▶ [PROMPT] Rename every "x-tick-label" in the material below to "x-axis-label" and leave everything else unchanged. Leave the pictures out of your answer.

(Coordinate annotation records)
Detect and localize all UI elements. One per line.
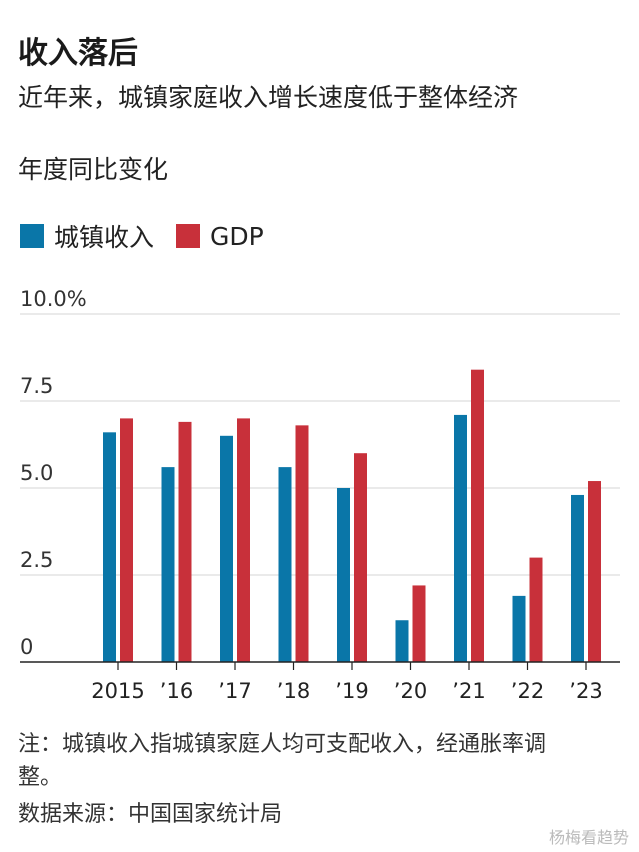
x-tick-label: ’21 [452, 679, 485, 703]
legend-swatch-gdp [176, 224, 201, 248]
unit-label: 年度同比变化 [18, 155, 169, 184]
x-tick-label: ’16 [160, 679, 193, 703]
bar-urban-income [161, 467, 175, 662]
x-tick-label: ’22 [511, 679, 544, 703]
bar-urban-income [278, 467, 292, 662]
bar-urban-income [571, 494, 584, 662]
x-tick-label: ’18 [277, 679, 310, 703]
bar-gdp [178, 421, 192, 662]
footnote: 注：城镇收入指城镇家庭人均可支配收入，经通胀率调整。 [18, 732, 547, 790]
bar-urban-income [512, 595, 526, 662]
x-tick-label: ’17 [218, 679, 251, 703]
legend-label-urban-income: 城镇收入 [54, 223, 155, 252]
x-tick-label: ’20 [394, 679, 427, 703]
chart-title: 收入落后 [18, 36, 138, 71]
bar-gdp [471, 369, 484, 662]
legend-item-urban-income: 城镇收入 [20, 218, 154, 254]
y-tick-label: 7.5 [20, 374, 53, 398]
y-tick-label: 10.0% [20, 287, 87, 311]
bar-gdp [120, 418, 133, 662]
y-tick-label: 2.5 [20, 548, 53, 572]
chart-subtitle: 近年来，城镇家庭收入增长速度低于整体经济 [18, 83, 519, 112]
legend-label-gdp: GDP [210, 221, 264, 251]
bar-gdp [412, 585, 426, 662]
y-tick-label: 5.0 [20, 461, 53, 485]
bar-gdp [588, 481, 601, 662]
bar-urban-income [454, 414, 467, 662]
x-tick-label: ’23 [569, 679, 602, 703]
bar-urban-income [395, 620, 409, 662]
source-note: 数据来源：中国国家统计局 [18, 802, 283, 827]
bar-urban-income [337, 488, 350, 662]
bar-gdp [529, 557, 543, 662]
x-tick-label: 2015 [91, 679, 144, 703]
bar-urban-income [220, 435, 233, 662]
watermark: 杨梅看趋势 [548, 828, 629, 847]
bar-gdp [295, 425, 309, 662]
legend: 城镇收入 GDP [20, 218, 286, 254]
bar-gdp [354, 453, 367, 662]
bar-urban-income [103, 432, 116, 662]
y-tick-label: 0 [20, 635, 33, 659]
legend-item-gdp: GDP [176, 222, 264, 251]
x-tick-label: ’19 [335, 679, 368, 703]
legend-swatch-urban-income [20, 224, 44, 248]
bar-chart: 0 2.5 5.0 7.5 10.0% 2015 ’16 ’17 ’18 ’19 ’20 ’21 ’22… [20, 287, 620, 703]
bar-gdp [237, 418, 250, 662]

▶ [COMPLETE OUTPUT]
Detect and localize all UI elements. One per line.
x-axis-label: ’21 [452, 679, 485, 703]
legend-swatch-gdp [176, 224, 201, 248]
unit-label: 年度同比变化 [18, 155, 169, 184]
x-axis-label: ’16 [160, 679, 193, 703]
bar-urban-income [161, 467, 175, 662]
x-axis-label: ’22 [511, 679, 544, 703]
bar-urban-income [278, 467, 292, 662]
bar-urban-income [571, 494, 584, 662]
x-axis-label: ’18 [277, 679, 310, 703]
bar-gdp [178, 421, 192, 662]
footnote: 注：城镇收入指城镇家庭人均可支配收入，经通胀率调整。 [18, 732, 547, 790]
bar-urban-income [512, 595, 526, 662]
x-axis-label: ’17 [218, 679, 251, 703]
legend-label-urban-income: 城镇收入 [54, 223, 155, 252]
x-axis-label: ’20 [394, 679, 427, 703]
chart-title: 收入落后 [18, 36, 138, 71]
bar-gdp [471, 369, 484, 662]
legend-item-urban-income: 城镇收入 [20, 218, 154, 254]
y-tick-label: 7.5 [20, 374, 53, 398]
y-tick-label: 10.0% [20, 287, 87, 311]
bar-gdp [120, 418, 133, 662]
y-tick-label: 2.5 [20, 548, 53, 572]
chart-subtitle: 近年来，城镇家庭收入增长速度低于整体经济 [18, 83, 519, 112]
legend-label-gdp: GDP [210, 221, 264, 251]
bar-gdp [412, 585, 426, 662]
y-tick-label: 5.0 [20, 461, 53, 485]
bar-gdp [588, 481, 601, 662]
bar-urban-income [454, 414, 467, 662]
x-axis-label: ’23 [569, 679, 602, 703]
bar-urban-income [395, 620, 409, 662]
source-note: 数据来源：中国国家统计局 [18, 802, 283, 827]
bar-urban-income [337, 488, 350, 662]
bar-gdp [529, 557, 543, 662]
x-axis-label: 2015 [91, 679, 144, 703]
bar-urban-income [220, 435, 233, 662]
watermark: 杨梅看趋势 [548, 828, 629, 847]
bar-gdp [295, 425, 309, 662]
legend: 城镇收入 GDP [20, 218, 286, 254]
bar-gdp [354, 453, 367, 662]
bar-urban-income [103, 432, 116, 662]
y-tick-label: 0 [20, 635, 33, 659]
legend-item-gdp: GDP [176, 222, 264, 251]
x-axis-label: ’19 [335, 679, 368, 703]
legend-swatch-urban-income [20, 224, 44, 248]
bar-chart: 0 2.5 5.0 7.5 10.0% 2015 ’16 ’17 ’18 ’19 ’20 ’21 ’22… [20, 287, 620, 703]
bar-gdp [237, 418, 250, 662]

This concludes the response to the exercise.